_Task_. Here are records with pictures in them. Copy all of them exactly and leave the pictures out.

Figure dataset records
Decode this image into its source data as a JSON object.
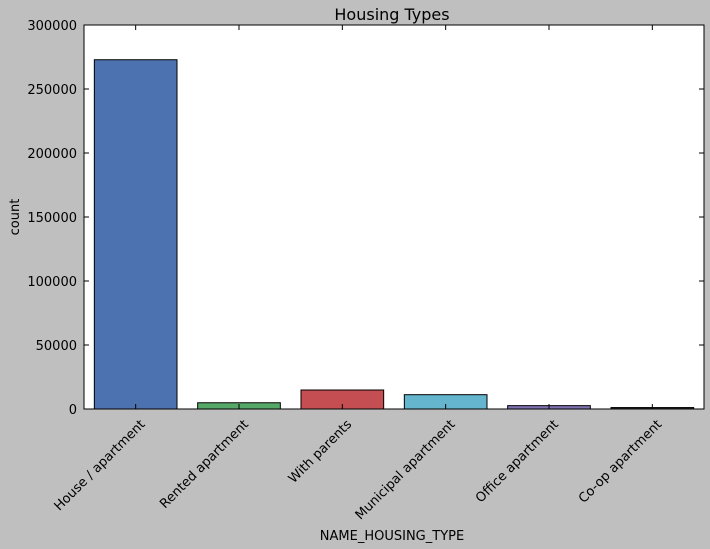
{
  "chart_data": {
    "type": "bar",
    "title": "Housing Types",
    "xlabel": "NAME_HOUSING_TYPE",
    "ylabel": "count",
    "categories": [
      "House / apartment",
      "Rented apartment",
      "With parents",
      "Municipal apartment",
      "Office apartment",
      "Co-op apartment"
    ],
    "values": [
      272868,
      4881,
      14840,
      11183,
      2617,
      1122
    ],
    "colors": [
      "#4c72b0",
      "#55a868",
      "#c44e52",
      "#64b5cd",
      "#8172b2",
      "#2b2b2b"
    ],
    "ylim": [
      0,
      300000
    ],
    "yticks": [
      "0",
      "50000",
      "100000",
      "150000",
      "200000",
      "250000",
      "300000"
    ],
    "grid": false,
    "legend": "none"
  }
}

_Problem solution_.
Decode this image into its source data as a JSON object.
{
  "chart_data": {
    "type": "bar",
    "title": "Housing Types",
    "xlabel": "NAME_HOUSING_TYPE",
    "ylabel": "count",
    "categories": [
      "House / apartment",
      "Rented apartment",
      "With parents",
      "Municipal apartment",
      "Office apartment",
      "Co-op apartment"
    ],
    "values": [
      272868,
      4881,
      14840,
      11183,
      2617,
      1122
    ],
    "colors": [
      "#4c72b0",
      "#55a868",
      "#c44e52",
      "#64b5cd",
      "#8172b2",
      "#2b2b2b"
    ],
    "ylim": [
      0,
      300000
    ],
    "yticks": [
      "0",
      "50000",
      "100000",
      "150000",
      "200000",
      "250000",
      "300000"
    ],
    "grid": false,
    "legend": "none"
  }
}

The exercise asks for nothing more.